* start Excerpted records *
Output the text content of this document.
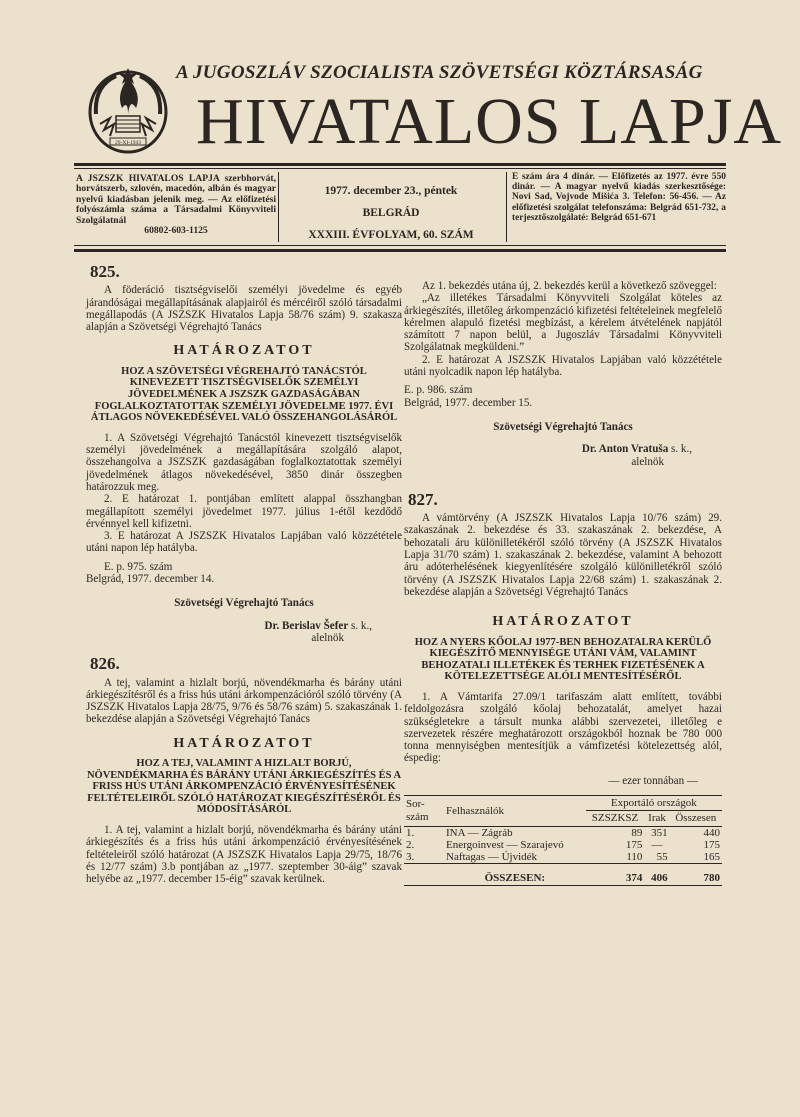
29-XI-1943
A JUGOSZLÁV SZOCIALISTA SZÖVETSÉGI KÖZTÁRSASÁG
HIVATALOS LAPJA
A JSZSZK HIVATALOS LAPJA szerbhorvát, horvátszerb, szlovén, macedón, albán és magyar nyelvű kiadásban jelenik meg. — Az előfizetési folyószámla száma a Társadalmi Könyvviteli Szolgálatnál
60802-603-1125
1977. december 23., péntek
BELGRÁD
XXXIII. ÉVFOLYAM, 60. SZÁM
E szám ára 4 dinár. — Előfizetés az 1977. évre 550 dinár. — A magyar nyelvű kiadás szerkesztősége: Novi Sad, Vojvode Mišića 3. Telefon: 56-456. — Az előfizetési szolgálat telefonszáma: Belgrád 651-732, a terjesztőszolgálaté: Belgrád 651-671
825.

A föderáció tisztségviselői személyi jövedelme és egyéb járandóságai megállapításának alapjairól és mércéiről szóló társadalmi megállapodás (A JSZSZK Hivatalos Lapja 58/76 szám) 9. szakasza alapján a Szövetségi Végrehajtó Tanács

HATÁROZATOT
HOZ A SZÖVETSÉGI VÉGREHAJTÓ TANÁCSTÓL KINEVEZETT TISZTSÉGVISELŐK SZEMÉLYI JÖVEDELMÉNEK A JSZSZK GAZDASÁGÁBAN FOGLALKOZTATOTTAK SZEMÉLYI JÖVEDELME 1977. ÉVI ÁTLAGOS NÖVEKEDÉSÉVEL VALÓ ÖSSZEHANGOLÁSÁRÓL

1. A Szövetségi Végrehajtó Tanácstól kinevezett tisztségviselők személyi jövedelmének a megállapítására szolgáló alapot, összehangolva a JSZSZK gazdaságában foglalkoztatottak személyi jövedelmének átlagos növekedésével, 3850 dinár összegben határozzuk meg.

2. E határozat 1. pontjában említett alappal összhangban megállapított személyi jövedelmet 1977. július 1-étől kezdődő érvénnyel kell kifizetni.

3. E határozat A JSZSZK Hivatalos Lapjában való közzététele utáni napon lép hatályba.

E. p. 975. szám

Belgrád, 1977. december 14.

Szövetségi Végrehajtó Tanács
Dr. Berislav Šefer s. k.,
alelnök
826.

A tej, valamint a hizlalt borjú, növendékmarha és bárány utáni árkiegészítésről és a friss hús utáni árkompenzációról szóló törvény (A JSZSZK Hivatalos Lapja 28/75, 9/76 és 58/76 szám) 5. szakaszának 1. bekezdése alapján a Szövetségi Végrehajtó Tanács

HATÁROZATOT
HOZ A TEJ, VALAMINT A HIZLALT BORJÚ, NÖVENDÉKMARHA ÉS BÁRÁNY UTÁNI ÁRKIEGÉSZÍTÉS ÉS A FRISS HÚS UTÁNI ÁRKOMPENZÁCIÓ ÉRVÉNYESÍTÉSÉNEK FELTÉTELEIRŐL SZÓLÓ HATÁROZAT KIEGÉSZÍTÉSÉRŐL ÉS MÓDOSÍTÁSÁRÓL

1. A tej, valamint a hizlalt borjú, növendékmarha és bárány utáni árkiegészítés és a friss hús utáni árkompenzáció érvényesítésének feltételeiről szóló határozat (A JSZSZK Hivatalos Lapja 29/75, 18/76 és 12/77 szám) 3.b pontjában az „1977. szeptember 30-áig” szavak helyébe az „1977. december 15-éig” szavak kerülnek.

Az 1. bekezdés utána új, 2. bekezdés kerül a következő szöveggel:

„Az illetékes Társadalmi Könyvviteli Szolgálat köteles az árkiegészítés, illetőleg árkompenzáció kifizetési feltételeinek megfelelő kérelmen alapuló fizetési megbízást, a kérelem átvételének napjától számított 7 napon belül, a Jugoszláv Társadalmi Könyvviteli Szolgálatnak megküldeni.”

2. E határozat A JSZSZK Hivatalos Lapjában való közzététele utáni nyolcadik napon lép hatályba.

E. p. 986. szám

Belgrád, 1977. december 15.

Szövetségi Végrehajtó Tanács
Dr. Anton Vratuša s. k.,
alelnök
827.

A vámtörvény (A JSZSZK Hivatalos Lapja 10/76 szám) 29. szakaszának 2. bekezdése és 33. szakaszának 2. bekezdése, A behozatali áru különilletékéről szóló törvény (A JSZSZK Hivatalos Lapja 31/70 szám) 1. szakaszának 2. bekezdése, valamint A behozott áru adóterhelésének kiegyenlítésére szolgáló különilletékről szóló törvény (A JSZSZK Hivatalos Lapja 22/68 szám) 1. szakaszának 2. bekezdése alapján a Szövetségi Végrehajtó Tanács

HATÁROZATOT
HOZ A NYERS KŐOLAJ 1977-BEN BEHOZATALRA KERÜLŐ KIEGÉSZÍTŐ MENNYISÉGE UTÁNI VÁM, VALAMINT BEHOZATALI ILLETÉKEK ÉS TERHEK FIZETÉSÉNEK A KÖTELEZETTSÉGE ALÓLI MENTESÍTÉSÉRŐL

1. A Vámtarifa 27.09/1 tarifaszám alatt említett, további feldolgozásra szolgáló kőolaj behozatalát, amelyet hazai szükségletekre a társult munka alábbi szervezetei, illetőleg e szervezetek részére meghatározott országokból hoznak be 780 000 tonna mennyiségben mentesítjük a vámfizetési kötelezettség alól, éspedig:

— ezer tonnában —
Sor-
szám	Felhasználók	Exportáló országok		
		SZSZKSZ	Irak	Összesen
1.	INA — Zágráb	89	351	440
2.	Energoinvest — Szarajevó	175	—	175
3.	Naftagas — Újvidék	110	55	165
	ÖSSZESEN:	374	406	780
* end Excerpted records *
* start Excerpted records *
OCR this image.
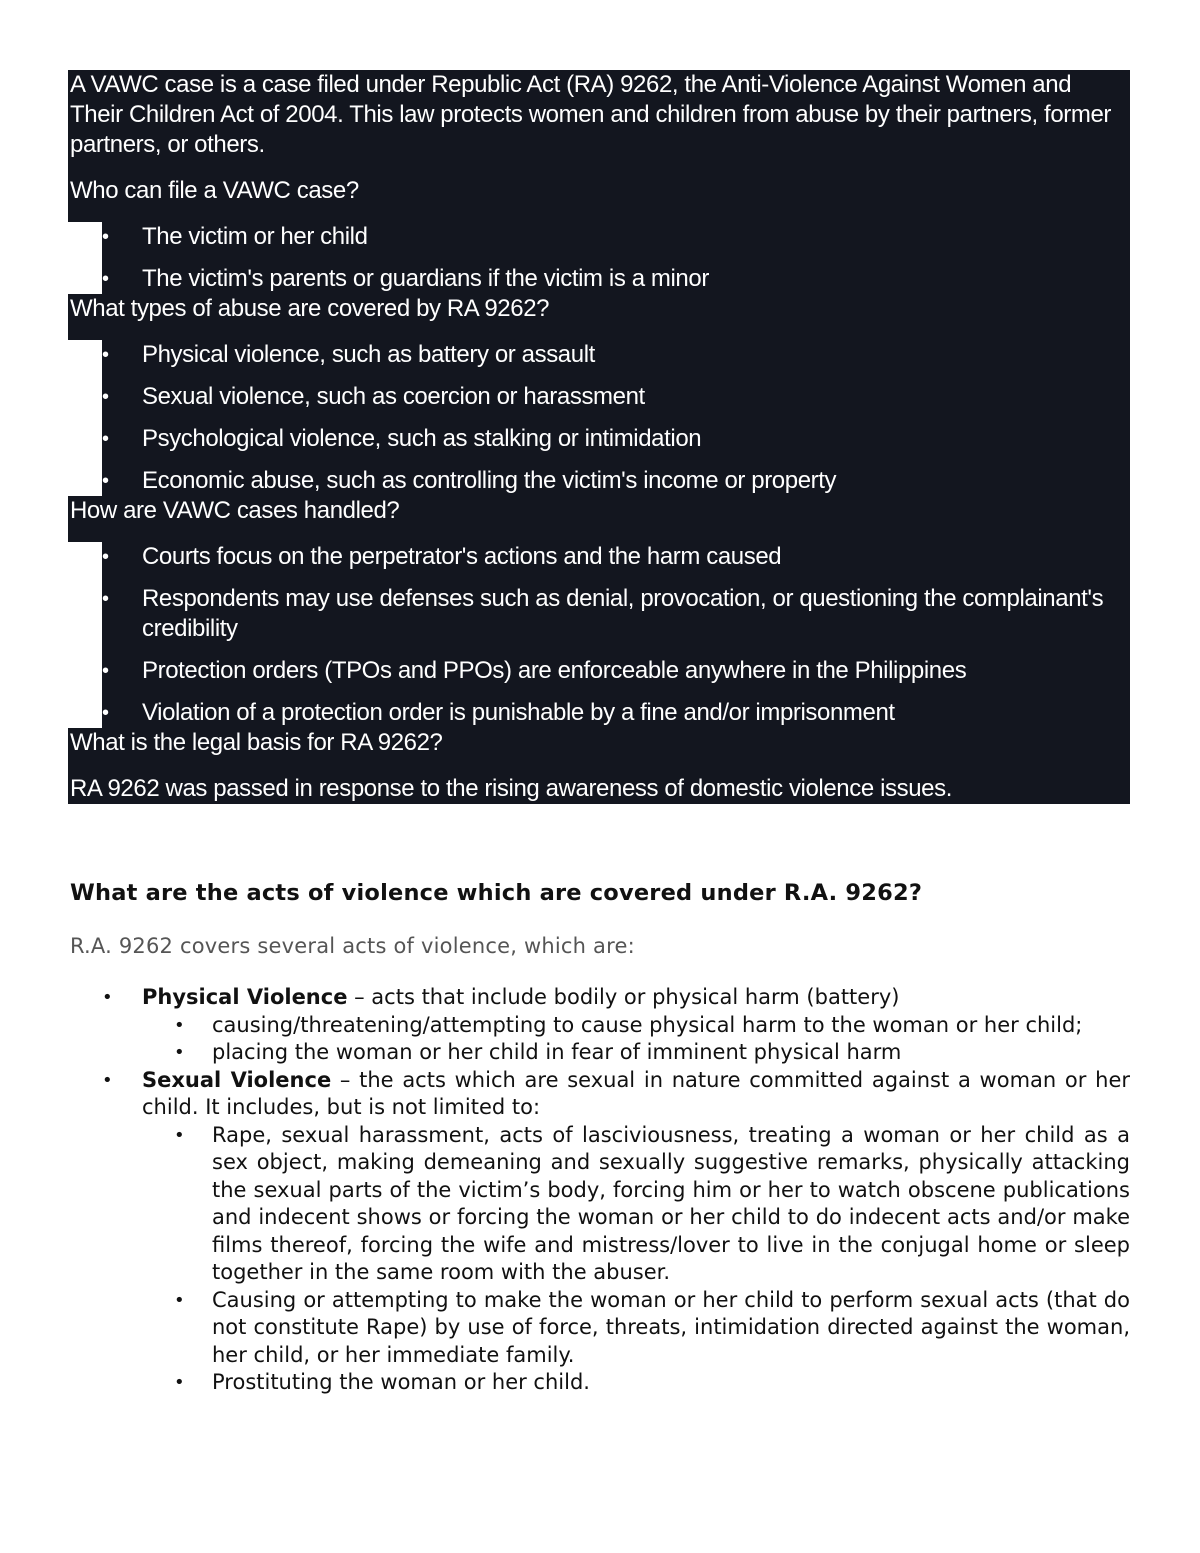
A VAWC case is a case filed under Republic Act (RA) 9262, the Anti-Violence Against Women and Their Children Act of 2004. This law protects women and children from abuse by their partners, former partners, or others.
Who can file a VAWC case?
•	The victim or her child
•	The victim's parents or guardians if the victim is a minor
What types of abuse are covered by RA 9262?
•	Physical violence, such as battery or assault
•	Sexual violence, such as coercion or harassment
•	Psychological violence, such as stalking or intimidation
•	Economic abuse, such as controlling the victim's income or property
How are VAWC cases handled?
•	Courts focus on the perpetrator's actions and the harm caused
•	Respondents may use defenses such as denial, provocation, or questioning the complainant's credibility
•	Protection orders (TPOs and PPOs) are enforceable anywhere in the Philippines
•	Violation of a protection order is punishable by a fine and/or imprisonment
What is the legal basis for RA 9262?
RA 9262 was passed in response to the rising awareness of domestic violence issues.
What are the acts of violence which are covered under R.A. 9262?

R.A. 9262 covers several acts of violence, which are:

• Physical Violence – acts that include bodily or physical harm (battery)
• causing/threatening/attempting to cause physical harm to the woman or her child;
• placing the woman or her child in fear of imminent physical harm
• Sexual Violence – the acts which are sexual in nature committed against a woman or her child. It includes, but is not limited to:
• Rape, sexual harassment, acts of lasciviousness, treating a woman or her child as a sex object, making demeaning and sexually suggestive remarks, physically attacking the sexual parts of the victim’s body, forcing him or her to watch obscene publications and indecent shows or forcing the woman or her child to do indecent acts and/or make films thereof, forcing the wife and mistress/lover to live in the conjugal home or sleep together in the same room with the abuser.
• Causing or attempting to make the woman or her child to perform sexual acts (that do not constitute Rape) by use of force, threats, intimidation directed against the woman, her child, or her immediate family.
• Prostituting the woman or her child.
* end Excerpted records *
Problem statement - Pull out all lines from the entries above in which the word "Rape" appears.

Result of the exercise -
• Rape, sexual harassment, acts of lasciviousness, treating a woman or her child as a sex object, making demeaning and sexually suggestive remarks, physically attacking the sexual parts of the victim’s body, forcing him or her to watch obscene publications and indecent shows or forcing the woman or her child to do indecent acts and/or make films thereof, forcing the wife and mistress/lover to live in the conjugal home or sleep together in the same room with the abuser.
• Causing or attempting to make the woman or her child to perform sexual acts (that do not constitute Rape) by use of force, threats, intimidation directed against the woman, her child, or her immediate family.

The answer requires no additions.